_Data provided_:
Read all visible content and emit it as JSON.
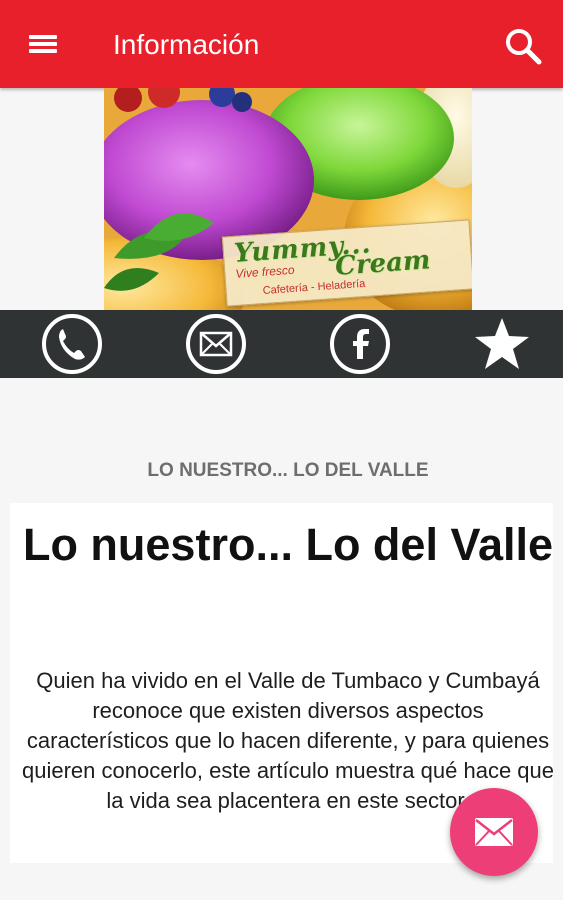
{
  "appbar": {
    "title": "Información",
    "color": "#e8202c",
    "menu_icon": "hamburger-menu-icon",
    "search_icon": "search-icon"
  },
  "banner": {
    "logo_name": "Yummy...",
    "logo_name2": "Cream",
    "logo_tagline": "Vive fresco",
    "logo_subtitle": "Cafetería - Heladería"
  },
  "actions": [
    {
      "icon": "phone-icon"
    },
    {
      "icon": "mail-icon"
    },
    {
      "icon": "facebook-icon"
    },
    {
      "icon": "star-icon"
    }
  ],
  "content": {
    "section_label": "LO NUESTRO... LO DEL VALLE",
    "title": "Lo nuestro... Lo del Valle",
    "body": "Quien ha vivido en el Valle de Tumbaco y Cumbayá reconoce que existen diversos aspectos característicos que lo hacen diferente, y para quienes quieren conocerlo, este artículo muestra qué hace que la vida sea placentera en este sector."
  },
  "fab": {
    "icon": "mail-icon",
    "color": "#ee3e77"
  }
}
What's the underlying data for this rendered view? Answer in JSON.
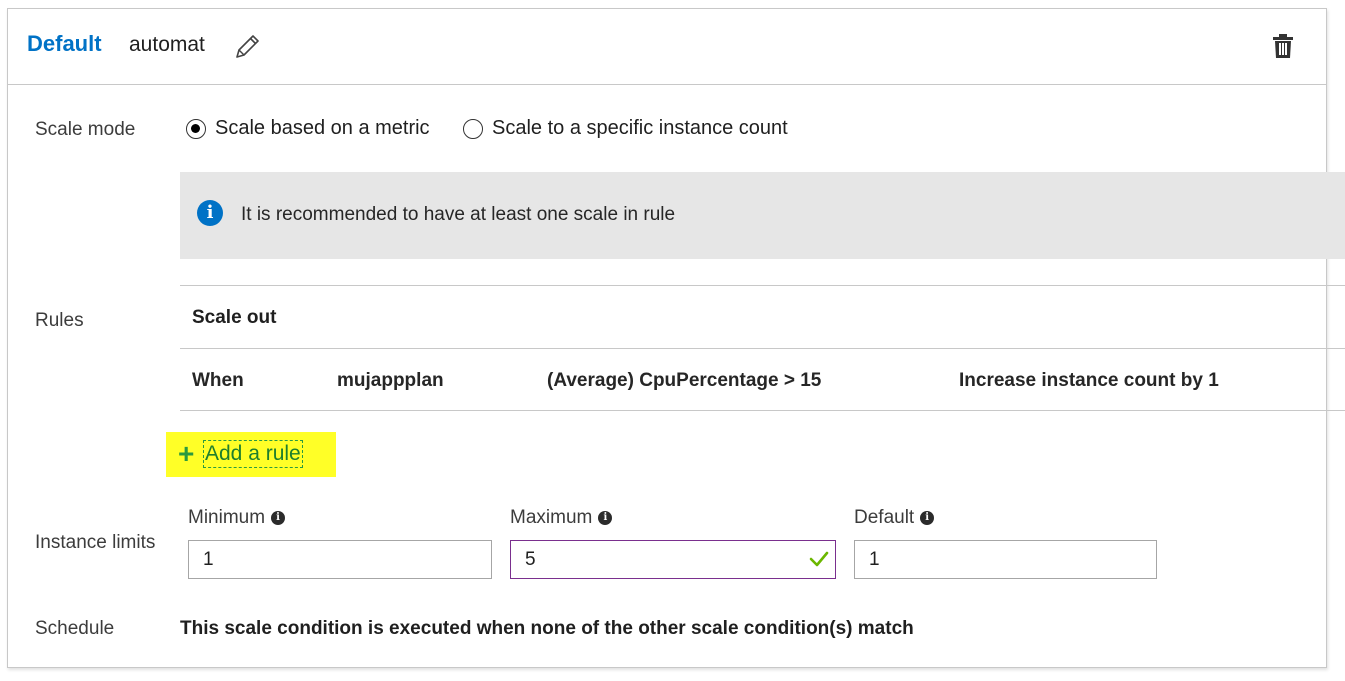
{
  "header": {
    "profile_type": "Default",
    "profile_name": "automat"
  },
  "scale_mode": {
    "label": "Scale mode",
    "options": [
      {
        "label": "Scale based on a metric",
        "selected": true
      },
      {
        "label": "Scale to a specific instance count",
        "selected": false
      }
    ]
  },
  "info_banner": {
    "text": "It is recommended to have at least one scale in rule"
  },
  "rules": {
    "label": "Rules",
    "section_title": "Scale out",
    "rows": [
      {
        "when": "When",
        "resource": "mujappplan",
        "condition": "(Average) CpuPercentage > 15",
        "action": "Increase instance count by 1"
      }
    ],
    "add_rule_label": "Add a rule"
  },
  "instance_limits": {
    "label": "Instance limits",
    "minimum": {
      "label": "Minimum",
      "value": "1"
    },
    "maximum": {
      "label": "Maximum",
      "value": "5"
    },
    "default": {
      "label": "Default",
      "value": "1"
    }
  },
  "schedule": {
    "label": "Schedule",
    "text": "This scale condition is executed when none of the other scale condition(s) match"
  },
  "colors": {
    "accent_blue": "#0072c6",
    "highlight_yellow": "#ffff27",
    "add_green": "#2b9a3f",
    "valid_check": "#6bb700",
    "active_border": "#7a2f8e"
  }
}
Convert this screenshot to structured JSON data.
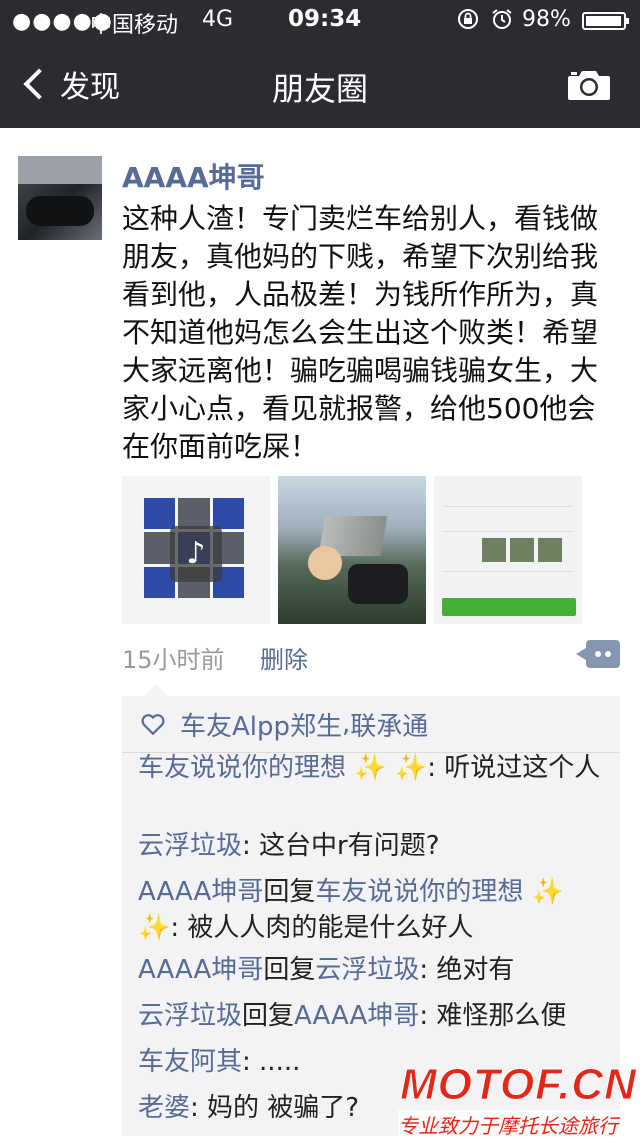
{
  "status_bar": {
    "signal": "●●●●●",
    "carrier": "中国移动",
    "network": "4G",
    "time": "09:34",
    "lock_icon": "lock-rotation-icon",
    "alarm_icon": "alarm-icon",
    "battery_percent": "98%",
    "battery_level": 0.98
  },
  "nav": {
    "back_label": "发现",
    "title": "朋友圈",
    "camera_icon": "camera-icon"
  },
  "post": {
    "author": "AAAA坤哥",
    "text": "这种人渣！专门卖烂车给别人，看钱做朋友，真他妈的下贱，希望下次别给我看到他，人品极差！为钱所作所为，真不知道他妈怎么会生出这个败类！希望大家远离他！骗吃骗喝骗钱骗女生，大家小心点，看见就报警，给他500他会在你面前吃屎！",
    "time_ago": "15小时前",
    "delete_label": "删除",
    "photos": [
      {
        "name": "photo-screenshot-bike-listing"
      },
      {
        "name": "photo-selfie-motorcycles"
      },
      {
        "name": "photo-profile-screenshot"
      }
    ]
  },
  "likes": {
    "names": [
      "车友Alpp郑生",
      "联承通"
    ],
    "separator": ", "
  },
  "comments": [
    {
      "author": "车友说说你的理想 ✨ ✨",
      "reply_label": "",
      "reply_to": "",
      "text": ": 听说过这个人"
    },
    {
      "author": "云浮垃圾",
      "reply_label": "",
      "reply_to": "",
      "text": ": 这台中r有问题?"
    },
    {
      "author": "AAAA坤哥",
      "reply_label": "回复",
      "reply_to": "车友说说你的理想 ✨ ✨",
      "text": ": 被人人肉的能是什么好人"
    },
    {
      "author": "AAAA坤哥",
      "reply_label": "回复",
      "reply_to": "云浮垃圾",
      "text": ": 绝对有"
    },
    {
      "author": "云浮垃圾",
      "reply_label": "回复",
      "reply_to": "AAAA坤哥",
      "text": ": 难怪那么便"
    },
    {
      "author": "车友阿其",
      "reply_label": "",
      "reply_to": "",
      "text": ": ....."
    },
    {
      "author": "老婆",
      "reply_label": "",
      "reply_to": "",
      "text": ": 妈的 被骗了?"
    }
  ],
  "watermark": {
    "logo": "MOTOF.CN",
    "tagline": "专业致力于摩托长途旅行"
  },
  "colors": {
    "nav_bg": "#2b2c30",
    "name_link": "#576b95",
    "comment_bg": "#f3f3f5",
    "watermark_red": "#e62617"
  }
}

_Problem details_: Reproduce each line word for word and drop the pictures.

_Solved exercise_:
Read all visible content and emit it as JSON.
{
  "appbar": {
    "title": "Información",
    "color": "#e8202c",
    "menu_icon": "hamburger-menu-icon",
    "search_icon": "search-icon"
  },
  "banner": {
    "logo_name": "Yummy...",
    "logo_name2": "Cream",
    "logo_tagline": "Vive fresco",
    "logo_subtitle": "Cafetería - Heladería"
  },
  "actions": [
    {
      "icon": "phone-icon"
    },
    {
      "icon": "mail-icon"
    },
    {
      "icon": "facebook-icon"
    },
    {
      "icon": "star-icon"
    }
  ],
  "content": {
    "section_label": "LO NUESTRO... LO DEL VALLE",
    "title": "Lo nuestro... Lo del Valle",
    "body": "Quien ha vivido en el Valle de Tumbaco y Cumbayá reconoce que existen diversos aspectos característicos que lo hacen diferente, y para quienes quieren conocerlo, este artículo muestra qué hace que la vida sea placentera en este sector."
  },
  "fab": {
    "icon": "mail-icon",
    "color": "#ee3e77"
  }
}
What's the underlying data for this rendered view? Answer in JSON.
{
  "header": {
    "profile_type": "Default",
    "profile_name": "automat"
  },
  "scale_mode": {
    "label": "Scale mode",
    "options": [
      {
        "label": "Scale based on a metric",
        "selected": true
      },
      {
        "label": "Scale to a specific instance count",
        "selected": false
      }
    ]
  },
  "info_banner": {
    "text": "It is recommended to have at least one scale in rule"
  },
  "rules": {
    "label": "Rules",
    "section_title": "Scale out",
    "rows": [
      {
        "when": "When",
        "resource": "mujappplan",
        "condition": "(Average) CpuPercentage > 15",
        "action": "Increase instance count by 1"
      }
    ],
    "add_rule_label": "Add a rule"
  },
  "instance_limits": {
    "label": "Instance limits",
    "minimum": {
      "label": "Minimum",
      "value": "1"
    },
    "maximum": {
      "label": "Maximum",
      "value": "5"
    },
    "default": {
      "label": "Default",
      "value": "1"
    }
  },
  "schedule": {
    "label": "Schedule",
    "text": "This scale condition is executed when none of the other scale condition(s) match"
  },
  "colors": {
    "accent_blue": "#0072c6",
    "highlight_yellow": "#ffff27",
    "add_green": "#2b9a3f",
    "valid_check": "#6bb700",
    "active_border": "#7a2f8e"
  }
}
Convert this screenshot to structured JSON data.
{
  "status_bar": {
    "signal": "●●●●●",
    "carrier": "中国移动",
    "network": "4G",
    "time": "09:34",
    "lock_icon": "lock-rotation-icon",
    "alarm_icon": "alarm-icon",
    "battery_percent": "98%",
    "battery_level": 0.98
  },
  "nav": {
    "back_label": "发现",
    "title": "朋友圈",
    "camera_icon": "camera-icon"
  },
  "post": {
    "author": "AAAA坤哥",
    "text": "这种人渣！专门卖烂车给别人，看钱做朋友，真他妈的下贱，希望下次别给我看到他，人品极差！为钱所作所为，真不知道他妈怎么会生出这个败类！希望大家远离他！骗吃骗喝骗钱骗女生，大家小心点，看见就报警，给他500他会在你面前吃屎！",
    "time_ago": "15小时前",
    "delete_label": "删除",
    "photos": [
      {
        "name": "photo-screenshot-bike-listing"
      },
      {
        "name": "photo-selfie-motorcycles"
      },
      {
        "name": "photo-profile-screenshot"
      }
    ]
  },
  "likes": {
    "names": [
      "车友Alpp郑生",
      "联承通"
    ],
    "separator": ", "
  },
  "comments": [
    {
      "author": "车友说说你的理想 ✨ ✨",
      "reply_label": "",
      "reply_to": "",
      "text": ": 听说过这个人"
    },
    {
      "author": "云浮垃圾",
      "reply_label": "",
      "reply_to": "",
      "text": ": 这台中r有问题?"
    },
    {
      "author": "AAAA坤哥",
      "reply_label": "回复",
      "reply_to": "车友说说你的理想 ✨ ✨",
      "text": ": 被人人肉的能是什么好人"
    },
    {
      "author": "AAAA坤哥",
      "reply_label": "回复",
      "reply_to": "云浮垃圾",
      "text": ": 绝对有"
    },
    {
      "author": "云浮垃圾",
      "reply_label": "回复",
      "reply_to": "AAAA坤哥",
      "text": ": 难怪那么便"
    },
    {
      "author": "车友阿其",
      "reply_label": "",
      "reply_to": "",
      "text": ": ....."
    },
    {
      "author": "老婆",
      "reply_label": "",
      "reply_to": "",
      "text": ": 妈的 被骗了?"
    }
  ],
  "watermark": {
    "logo": "MOTOF.CN",
    "tagline": "专业致力于摩托长途旅行"
  },
  "colors": {
    "nav_bg": "#2b2c30",
    "name_link": "#576b95",
    "comment_bg": "#f3f3f5",
    "watermark_red": "#e62617"
  }
}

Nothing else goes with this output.